▶ [Directive]: Your answer should be a single number: the count of lines that include "FORECAST".

▶ [Excerpted records]:
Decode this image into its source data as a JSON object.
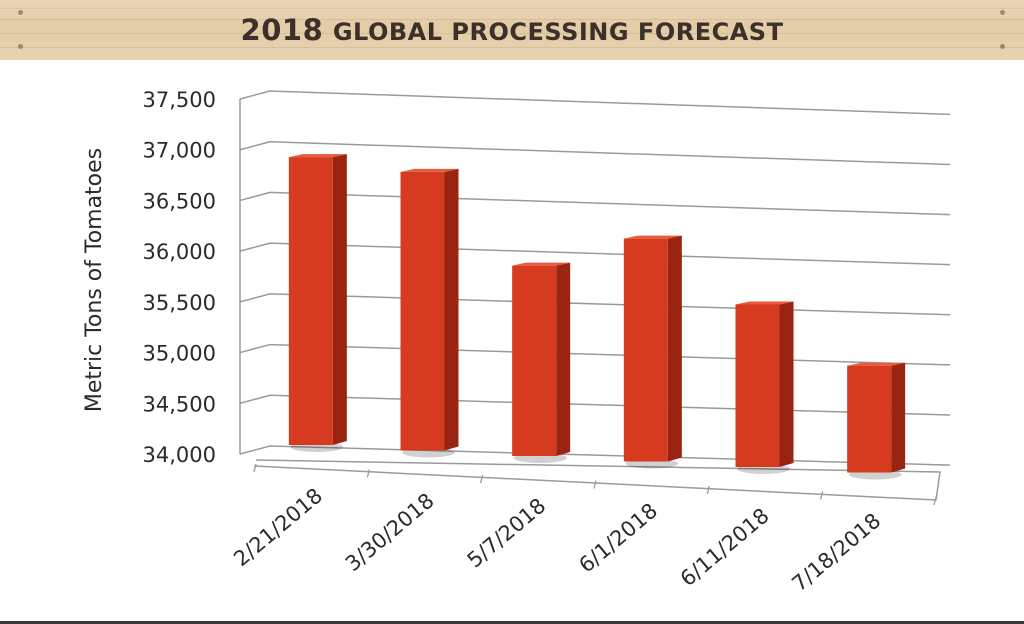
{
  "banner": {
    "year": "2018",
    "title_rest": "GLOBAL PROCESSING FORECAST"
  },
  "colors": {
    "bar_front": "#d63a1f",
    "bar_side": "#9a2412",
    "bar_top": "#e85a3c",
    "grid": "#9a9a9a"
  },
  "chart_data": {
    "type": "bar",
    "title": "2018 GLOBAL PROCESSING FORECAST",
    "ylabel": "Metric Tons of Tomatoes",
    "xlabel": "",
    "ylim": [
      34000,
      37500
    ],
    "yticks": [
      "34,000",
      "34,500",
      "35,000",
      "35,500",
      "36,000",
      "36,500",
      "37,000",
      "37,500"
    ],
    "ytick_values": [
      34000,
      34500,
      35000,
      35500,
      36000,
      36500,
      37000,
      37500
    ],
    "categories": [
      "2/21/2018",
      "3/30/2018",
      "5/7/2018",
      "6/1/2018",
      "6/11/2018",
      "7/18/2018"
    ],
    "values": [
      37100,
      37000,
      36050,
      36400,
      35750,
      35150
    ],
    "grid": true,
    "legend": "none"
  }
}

▶ [Final result]: 2